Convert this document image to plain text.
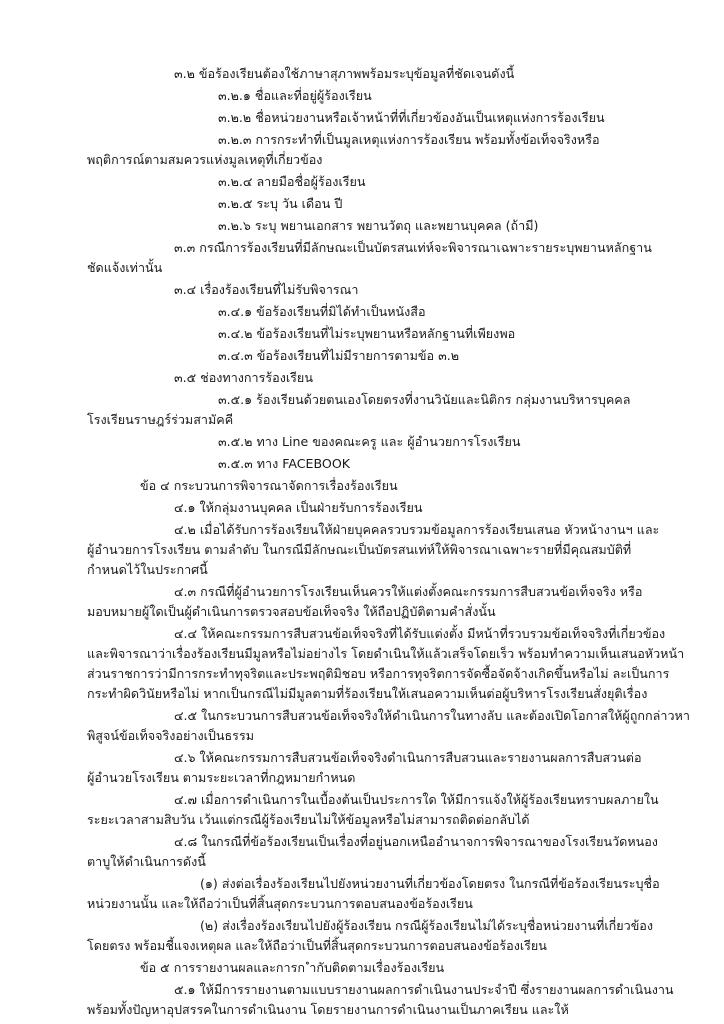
๓.๒ ข้อร้องเรียนต้องใช้ภาษาสุภาพพร้อมระบุข้อมูลที่ชัดเจนดังนี้
๓.๒.๑ ชื่อและที่อยู่ผู้ร้องเรียน
๓.๒.๒ ชื่อหน่วยงานหรือเจ้าหน้าที่ที่เกี่ยวข้องอันเป็นเหตุแห่งการร้องเรียน
๓.๒.๓ การกระทำที่เป็นมูลเหตุแห่งการร้องเรียน พร้อมทั้งข้อเท็จจริงหรือ
พฤติการณ์ตามสมควรแห่งมูลเหตุที่เกี่ยวข้อง
๓.๒.๔ ลายมือชื่อผู้ร้องเรียน
๓.๒.๕ ระบุ วัน เดือน ปี
๓.๒.๖ ระบุ พยานเอกสาร พยานวัตถุ และพยานบุคคล (ถ้ามี)
๓.๓ กรณีการร้องเรียนที่มีลักษณะเป็นบัตรสนเท่ห์จะพิจารณาเฉพาะรายระบุพยานหลักฐาน
ชัดแจ้งเท่านั้น
๓.๔ เรื่องร้องเรียนที่ไม่รับพิจารณา
๓.๔.๑ ข้อร้องเรียนที่มิได้ทำเป็นหนังสือ
๓.๔.๒ ข้อร้องเรียนที่ไม่ระบุพยานหรือหลักฐานที่เพียงพอ
๓.๔.๓ ข้อร้องเรียนที่ไม่มีรายการตามข้อ ๓.๒
๓.๕ ช่องทางการร้องเรียน
๓.๕.๑ ร้องเรียนด้วยตนเองโดยตรงที่งานวินัยและนิติกร กลุ่มงานบริหารบุคคล
โรงเรียนราษฎร์ร่วมสามัคคี
๓.๕.๒ ทาง Line ของคณะครู และ ผู้อำนวยการโรงเรียน
๓.๕.๓ ทาง FACEBOOK
ข้อ ๔ กระบวนการพิจารณาจัดการเรื่องร้องเรียน
๔.๑ ให้กลุ่มงานบุคคล เป็นฝ่ายรับการร้องเรียน
๔.๒ เมื่อได้รับการร้องเรียนให้ฝ่ายบุคคลรวบรวมข้อมูลการร้องเรียนเสนอ หัวหน้างานฯ และ
ผู้อำนวยการโรงเรียน ตามลำดับ ในกรณีมีลักษณะเป็นบัตรสนเท่ห์ให้พิจารณาเฉพาะรายที่มีคุณสมบัติที่
กำหนดไว้ในประกาศนี้
๔.๓ กรณีที่ผู้อำนวยการโรงเรียนเห็นควรให้แต่งตั้งคณะกรรมการสืบสวนข้อเท็จจริง หรือ
มอบหมายผู้ใดเป็นผู้ดำเนินการตรวจสอบข้อเท็จจริง ให้ถือปฏิบัติตามคำสั่งนั้น
๔.๔ ให้คณะกรรมการสืบสวนข้อเท็จจริงที่ได้รับแต่งตั้ง มีหน้าที่รวบรวมข้อเท็จจริงที่เกี่ยวข้อง
และพิจารณาว่าเรื่องร้องเรียนมีมูลหรือไม่อย่างไร โดยดำเนินให้แล้วเสร็จโดยเร็ว พร้อมทำความเห็นเสนอหัวหน้า
ส่วนราชการว่ามีการกระทำทุจริตและประพฤติมิชอบ หรือการทุจริตการจัดซื้อจัดจ้างเกิดขึ้นหรือไม่ ละเป็นการ
กระทำผิดวินัยหรือไม่ หากเป็นกรณีไม่มีมูลตามที่ร้องเรียนให้เสนอความเห็นต่อผู้บริหารโรงเรียนสั่งยุติเรื่อง
๔.๕ ในกระบวนการสืบสวนข้อเท็จจริงให้ดำเนินการในทางลับ และต้องเปิดโอกาสให้ผู้ถูกกล่าวหา
พิสูจน์ข้อเท็จจริงอย่างเป็นธรรม
๔.๖ ให้คณะกรรมการสืบสวนข้อเท็จจริงดำเนินการสืบสวนและรายงานผลการสืบสวนต่อ
ผู้อำนวยโรงเรียน ตามระยะเวลาที่กฎหมายกำหนด
๔.๗ เมื่อการดำเนินการในเบื้องต้นเป็นประการใด ให้มีการแจ้งให้ผู้ร้องเรียนทราบผลภายใน
ระยะเวลาสามสิบวัน เว้นแต่กรณีผู้ร้องเรียนไม่ให้ข้อมูลหรือไม่สามารถติดต่อกลับได้
๔.๘ ในกรณีที่ข้อร้องเรียนเป็นเรื่องที่อยู่นอกเหนืออำนาจการพิจารณาของโรงเรียนวัดหนอง
ตาบูให้ดำเนินการดังนี้
(๑) ส่งต่อเรื่องร้องเรียนไปยังหน่วยงานที่เกี่ยวข้องโดยตรง ในกรณีที่ข้อร้องเรียนระบุชื่อ
หน่วยงานนั้น และให้ถือว่าเป็นที่สิ้นสุดกระบวนการตอบสนองข้อร้องเรียน
(๒) ส่งเรื่องร้องเรียนไปยังผู้ร้องเรียน กรณีผู้ร้องเรียนไม่ได้ระบุชื่อหน่วยงานที่เกี่ยวข้อง
โดยตรง พร้อมชี้แจงเหตุผล และให้ถือว่าเป็นที่สิ้นสุดกระบวนการตอบสนองข้อร้องเรียน
ข้อ ๕ การรายงานผลและการก ำกับติดตามเรื่องร้องเรียน
๕.๑ ให้มีการรายงานตามแบบรายงานผลการดำเนินงานประจำปี ซึ่งรายงานผลการดำเนินงาน
พร้อมทั้งปัญหาอุปสรรคในการดำเนินงาน โดยรายงานการดำเนินงานเป็นภาคเรียน และให้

** THE PROBLEM **
Only a number is wanted here: how many lines in the data above include the string "และให"?

** FINISHED ANSWER **
3